WRITTEN REQUEST: Transcribe everything in the data word for word. Pictures are left out.

DATA SECTION:
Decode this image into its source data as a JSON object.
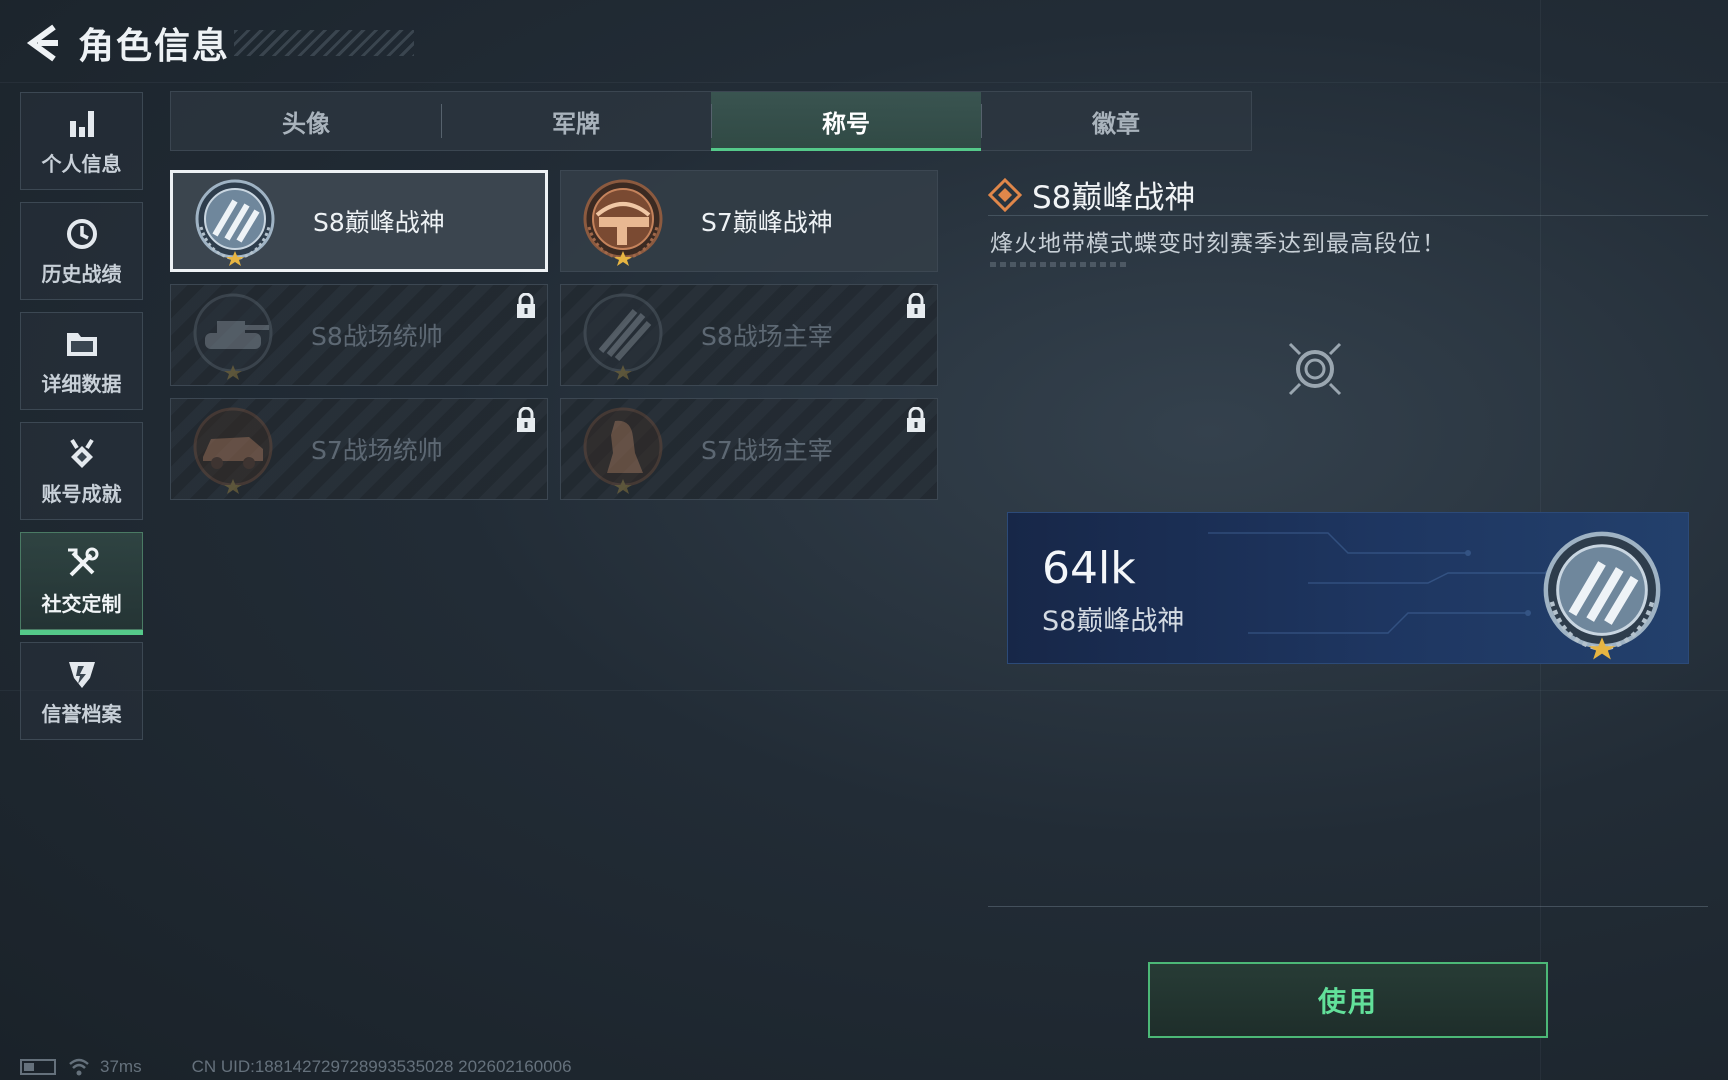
{
  "header": {
    "title": "角色信息"
  },
  "sidebar": {
    "items": [
      {
        "label": "个人信息",
        "icon": "bar-chart-icon"
      },
      {
        "label": "历史战绩",
        "icon": "history-icon"
      },
      {
        "label": "详细数据",
        "icon": "folder-icon"
      },
      {
        "label": "账号成就",
        "icon": "medal-icon"
      },
      {
        "label": "社交定制",
        "icon": "tools-icon",
        "active": true
      },
      {
        "label": "信誉档案",
        "icon": "shield-icon"
      }
    ]
  },
  "tabs": [
    {
      "label": "头像"
    },
    {
      "label": "军牌"
    },
    {
      "label": "称号",
      "active": true
    },
    {
      "label": "徽章"
    }
  ],
  "cards": [
    {
      "name": "S8巅峰战神",
      "locked": false,
      "selected": true,
      "emblem": "silver-wings-emblem"
    },
    {
      "name": "S7巅峰战神",
      "locked": false,
      "selected": false,
      "emblem": "bronze-crossbow-emblem"
    },
    {
      "name": "S8战场统帅",
      "locked": true,
      "selected": false,
      "emblem": "tank-emblem"
    },
    {
      "name": "S8战场主宰",
      "locked": true,
      "selected": false,
      "emblem": "missile-emblem"
    },
    {
      "name": "S7战场统帅",
      "locked": true,
      "selected": false,
      "emblem": "vehicle-emblem"
    },
    {
      "name": "S7战场主宰",
      "locked": true,
      "selected": false,
      "emblem": "soldier-emblem"
    }
  ],
  "detail": {
    "title": "S8巅峰战神",
    "description": "烽火地带模式蝶变时刻赛季达到最高段位！"
  },
  "banner": {
    "player_name": "64lk",
    "title": "S8巅峰战神"
  },
  "actions": {
    "use_label": "使用"
  },
  "footer": {
    "ping": "37ms",
    "uid": "CN UID:188142729728993535028 202602160006"
  },
  "colors": {
    "accent_green": "#55c98a",
    "button_text": "#62e09a",
    "title_icon_orange": "#e0874a",
    "banner_blue": "#1e3661"
  }
}
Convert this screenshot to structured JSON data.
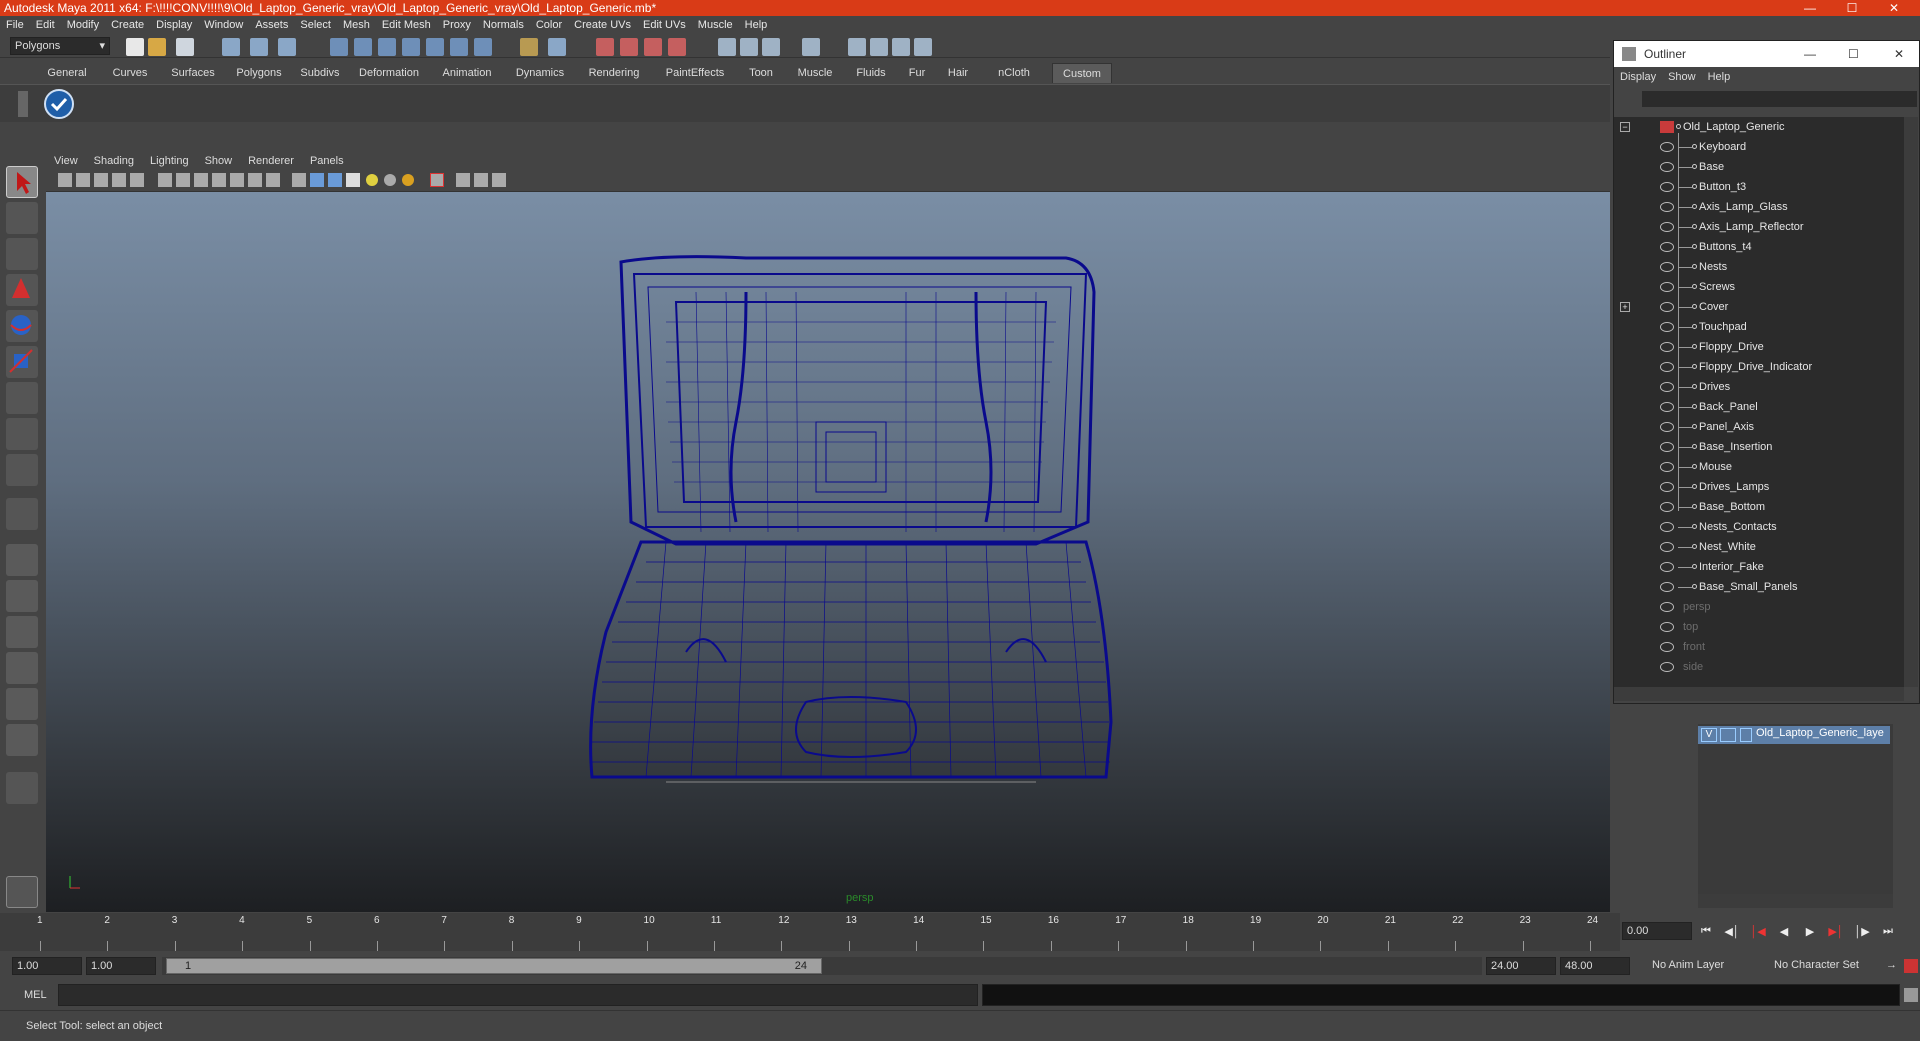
{
  "window": {
    "title": "Autodesk Maya 2011 x64: F:\\!!!!CONV!!!!\\9\\Old_Laptop_Generic_vray\\Old_Laptop_Generic_vray\\Old_Laptop_Generic.mb*",
    "accent_color": "#d93b17"
  },
  "menubar": [
    "File",
    "Edit",
    "Modify",
    "Create",
    "Display",
    "Window",
    "Assets",
    "Select",
    "Mesh",
    "Edit Mesh",
    "Proxy",
    "Normals",
    "Color",
    "Create UVs",
    "Edit UVs",
    "Muscle",
    "Help"
  ],
  "statusline": {
    "mode": "Polygons"
  },
  "shelf": {
    "tabs": [
      "General",
      "Curves",
      "Surfaces",
      "Polygons",
      "Subdivs",
      "Deformation",
      "Animation",
      "Dynamics",
      "Rendering",
      "PaintEffects",
      "Toon",
      "Muscle",
      "Fluids",
      "Fur",
      "Hair",
      "nCloth",
      "Custom"
    ],
    "active_tab": "Custom"
  },
  "viewport": {
    "menu": [
      "View",
      "Shading",
      "Lighting",
      "Show",
      "Renderer",
      "Panels"
    ],
    "camera_label": "persp",
    "wireframe_color": "#0a0a8c"
  },
  "outliner": {
    "title": "Outliner",
    "menu": [
      "Display",
      "Show",
      "Help"
    ],
    "root": "Old_Laptop_Generic",
    "children": [
      "Keyboard",
      "Base",
      "Button_t3",
      "Axis_Lamp_Glass",
      "Axis_Lamp_Reflector",
      "Buttons_t4",
      "Nests",
      "Screws",
      "Cover",
      "Touchpad",
      "Floppy_Drive",
      "Floppy_Drive_Indicator",
      "Drives",
      "Back_Panel",
      "Panel_Axis",
      "Base_Insertion",
      "Mouse",
      "Drives_Lamps",
      "Base_Bottom",
      "Nests_Contacts",
      "Nest_White",
      "Interior_Fake",
      "Base_Small_Panels"
    ],
    "cameras": [
      "persp",
      "top",
      "front",
      "side"
    ]
  },
  "layers": {
    "visible_flag": "V",
    "layer_name": "Old_Laptop_Generic_laye"
  },
  "timeline": {
    "ticks": [
      "1",
      "2",
      "3",
      "4",
      "5",
      "6",
      "7",
      "8",
      "9",
      "10",
      "11",
      "12",
      "13",
      "14",
      "15",
      "16",
      "17",
      "18",
      "19",
      "20",
      "21",
      "22",
      "23",
      "24"
    ],
    "current_time": "0.00"
  },
  "range": {
    "start": "1.00",
    "playback_start": "1.00",
    "slider_start": "1",
    "slider_end": "24",
    "playback_end": "24.00",
    "end": "48.00",
    "anim_layer": "No Anim Layer",
    "character_set": "No Character Set"
  },
  "command_line": {
    "label": "MEL"
  },
  "help_line": {
    "text": "Select Tool: select an object"
  }
}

TASK RESULT:
Decode this image into its source data as a JSON object.
{
  "header": {
    "title": "角色信息"
  },
  "sidebar": {
    "items": [
      {
        "label": "个人信息",
        "icon": "bar-chart-icon"
      },
      {
        "label": "历史战绩",
        "icon": "history-icon"
      },
      {
        "label": "详细数据",
        "icon": "folder-icon"
      },
      {
        "label": "账号成就",
        "icon": "medal-icon"
      },
      {
        "label": "社交定制",
        "icon": "tools-icon",
        "active": true
      },
      {
        "label": "信誉档案",
        "icon": "shield-icon"
      }
    ]
  },
  "tabs": [
    {
      "label": "头像"
    },
    {
      "label": "军牌"
    },
    {
      "label": "称号",
      "active": true
    },
    {
      "label": "徽章"
    }
  ],
  "cards": [
    {
      "name": "S8巅峰战神",
      "locked": false,
      "selected": true,
      "emblem": "silver-wings-emblem"
    },
    {
      "name": "S7巅峰战神",
      "locked": false,
      "selected": false,
      "emblem": "bronze-crossbow-emblem"
    },
    {
      "name": "S8战场统帅",
      "locked": true,
      "selected": false,
      "emblem": "tank-emblem"
    },
    {
      "name": "S8战场主宰",
      "locked": true,
      "selected": false,
      "emblem": "missile-emblem"
    },
    {
      "name": "S7战场统帅",
      "locked": true,
      "selected": false,
      "emblem": "vehicle-emblem"
    },
    {
      "name": "S7战场主宰",
      "locked": true,
      "selected": false,
      "emblem": "soldier-emblem"
    }
  ],
  "detail": {
    "title": "S8巅峰战神",
    "description": "烽火地带模式蝶变时刻赛季达到最高段位！"
  },
  "banner": {
    "player_name": "64lk",
    "title": "S8巅峰战神"
  },
  "actions": {
    "use_label": "使用"
  },
  "footer": {
    "ping": "37ms",
    "uid": "CN UID:188142729728993535028 202602160006"
  },
  "colors": {
    "accent_green": "#55c98a",
    "button_text": "#62e09a",
    "title_icon_orange": "#e0874a",
    "banner_blue": "#1e3661"
  }
}
Convert this screenshot to structured JSON data.
{
  "window": {
    "title": "Autodesk Maya 2011 x64: F:\\!!!!CONV!!!!\\9\\Old_Laptop_Generic_vray\\Old_Laptop_Generic_vray\\Old_Laptop_Generic.mb*",
    "accent_color": "#d93b17"
  },
  "menubar": [
    "File",
    "Edit",
    "Modify",
    "Create",
    "Display",
    "Window",
    "Assets",
    "Select",
    "Mesh",
    "Edit Mesh",
    "Proxy",
    "Normals",
    "Color",
    "Create UVs",
    "Edit UVs",
    "Muscle",
    "Help"
  ],
  "statusline": {
    "mode": "Polygons"
  },
  "shelf": {
    "tabs": [
      "General",
      "Curves",
      "Surfaces",
      "Polygons",
      "Subdivs",
      "Deformation",
      "Animation",
      "Dynamics",
      "Rendering",
      "PaintEffects",
      "Toon",
      "Muscle",
      "Fluids",
      "Fur",
      "Hair",
      "nCloth",
      "Custom"
    ],
    "active_tab": "Custom"
  },
  "viewport": {
    "menu": [
      "View",
      "Shading",
      "Lighting",
      "Show",
      "Renderer",
      "Panels"
    ],
    "camera_label": "persp",
    "wireframe_color": "#0a0a8c"
  },
  "outliner": {
    "title": "Outliner",
    "menu": [
      "Display",
      "Show",
      "Help"
    ],
    "root": "Old_Laptop_Generic",
    "children": [
      "Keyboard",
      "Base",
      "Button_t3",
      "Axis_Lamp_Glass",
      "Axis_Lamp_Reflector",
      "Buttons_t4",
      "Nests",
      "Screws",
      "Cover",
      "Touchpad",
      "Floppy_Drive",
      "Floppy_Drive_Indicator",
      "Drives",
      "Back_Panel",
      "Panel_Axis",
      "Base_Insertion",
      "Mouse",
      "Drives_Lamps",
      "Base_Bottom",
      "Nests_Contacts",
      "Nest_White",
      "Interior_Fake",
      "Base_Small_Panels"
    ],
    "cameras": [
      "persp",
      "top",
      "front",
      "side"
    ]
  },
  "layers": {
    "visible_flag": "V",
    "layer_name": "Old_Laptop_Generic_laye"
  },
  "timeline": {
    "ticks": [
      "1",
      "2",
      "3",
      "4",
      "5",
      "6",
      "7",
      "8",
      "9",
      "10",
      "11",
      "12",
      "13",
      "14",
      "15",
      "16",
      "17",
      "18",
      "19",
      "20",
      "21",
      "22",
      "23",
      "24"
    ],
    "current_time": "0.00"
  },
  "range": {
    "start": "1.00",
    "playback_start": "1.00",
    "slider_start": "1",
    "slider_end": "24",
    "playback_end": "24.00",
    "end": "48.00",
    "anim_layer": "No Anim Layer",
    "character_set": "No Character Set"
  },
  "command_line": {
    "label": "MEL"
  },
  "help_line": {
    "text": "Select Tool: select an object"
  }
}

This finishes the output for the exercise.